Search code examples
rloopsdataframedummy-variablepanel-data

How to generate dummy variables based on multiple if criteria


I need to generate a few dummy variables in R and would like your input on this.

In the dataset, there are 10 observations per participant and each participant is allocated to one of the four treatments (1,2,3,4). The choice is to select either "1" or "2" in 10 tasks (taskno). Below are the observations.



+----+--------+---------+--------+
| id | taskno | treatno | choice |
+----+--------+---------+--------+
|  1 |      1 |       1 |      1 |
|  1 |      2 |       1 |      2 |
|  1 |      3 |       1 |      2 |
|  1 |      4 |       1 |      2 |
|  1 |      5 |       1 |      1 |
|  1 |      6 |       1 |      1 |
|  1 |      7 |       1 |      1 |
|  1 |      8 |       1 |      1 |
|  1 |      9 |       1 |      1 |
|  1 |     10 |       1 |      1 |
|  2 |      1 |       1 |      1 |
|  2 |      2 |       1 |      1 |
|  2 |      3 |       1 |      2 |
|  2 |      4 |       1 |      2 |
|  2 |      5 |       1 |      1 |
|  . |      . |       . |      . |
|  . |      . |       . |      . |
+----+--------+---------+--------+





Now, I would like to generate a dummy variable, let's call it dummy_1, such that once the participant selects the choice 2 and the treatno is 1, then the dummy_1 should be equal to 1 for all the remaining observations (taskno) for the same participant.

For instance, in the above example, participant 1 selected choice 2 in the second task. Now for rest of the observations (taskno: 3 to 10) for participant 1, the dummy_1 should be equal to 1 (irrespective of participant 1 choices in taskno 3 to 10). The same would apply to participant 2 and so on.

Supplied information:
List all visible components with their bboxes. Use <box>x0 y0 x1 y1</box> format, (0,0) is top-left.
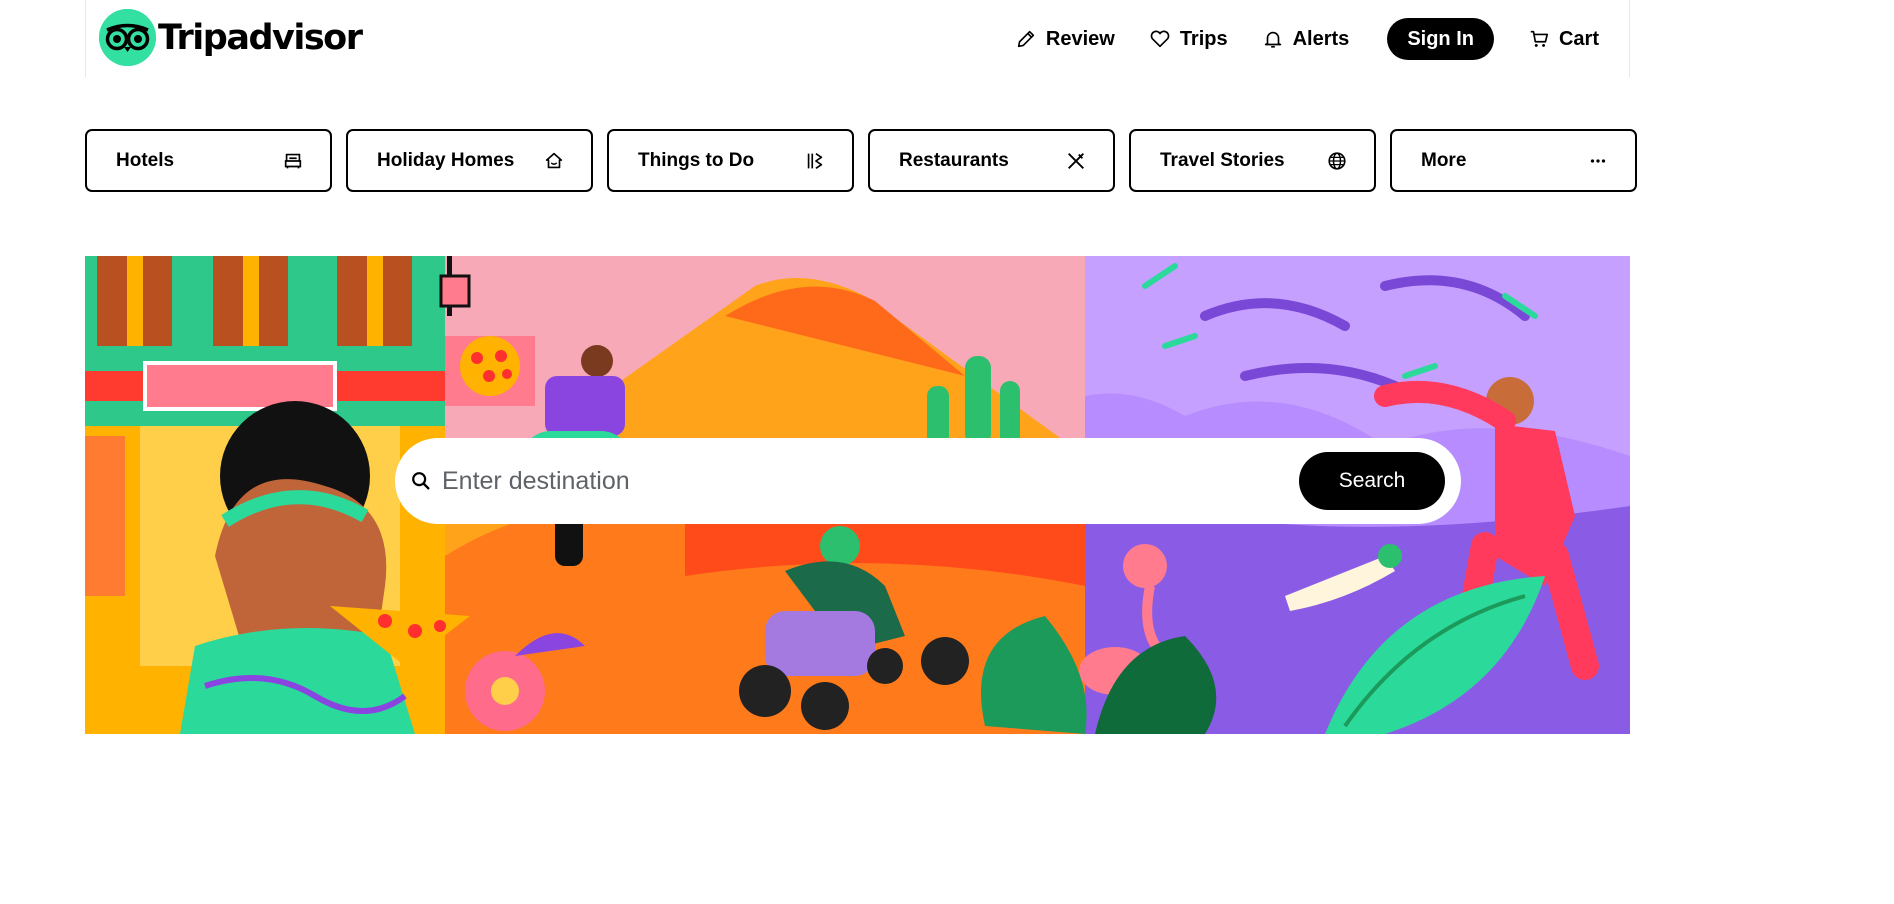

Short task A: In the R dummy-variable question, repeat the passage from "Search code examples" to "input on this.".
Short task B: In the R dummy-variable question, condense the paragraph beginning "In the dataset, there are 10 observations per participant" into a short bulleted list that keeps its main facts.
Short task C: Resume the R dummy-variable question from the point where it stops.

Final answer A:
Search code examples
rloopsdataframedummy-variablepanel-data

How to generate dummy variables based on multiple if criteria


I need to generate a few dummy variables in R and would like your input on this.

Final answer B:
- Each participant has 10 observations.
- Each participant is assigned to one of four treatments (1, 2, 3, 4).
- In each of 10 tasks (taskno), the choice is either "1" or "2".

Final answer C:
The output for the "dummy_1" should be:




+----+--------+---------+--------+---------+
| id | taskno | treatno | choice | dummy_1 |
+----+--------+---------+--------+---------+
|  1 |      1 |       1 |      1 |       0 |
|  1 |      2 |       1 |      2 |       0 |
|  1 |      3 |       1 |      2 |       1 |
|  1 |      4 |       1 |      2 |       1 |
|  1 |      5 |       1 |      1 |       1 |
|  1 |      6 |       1 |      1 |       1 |
|  1 |      7 |       1 |      1 |       1 |
|  1 |      8 |       1 |      1 |       1 |
|  1 |      9 |       1 |      1 |       1 |
|  1 |     10 |       1 |      1 |       1 |
|  2 |      1 |       1 |      1 |       0 |
|  2 |      2 |       1 |      1 |       0 |
|  2 |      3 |       1 |      2 |       0 |
|  2 |      4 |       1 |      2 |       1 |
|  2 |      5 |       1 |      1 |       1 |
|  . |      . |       . |      . |       . |
|  . |      . |       . |      . |       . |
+----+--------+---------+--------+---------+





Any help in this regard would be appreciated. Thanks.


Solution

  • Using dplyr:

    library(dplyr)
    your_data %>% group_by(id) %>%
      arrange(taskno) %>%
      mutate(dummy_1 = lag(as.integer(cumsum(choice == 2 & treatno == 1) > 0), default = 0))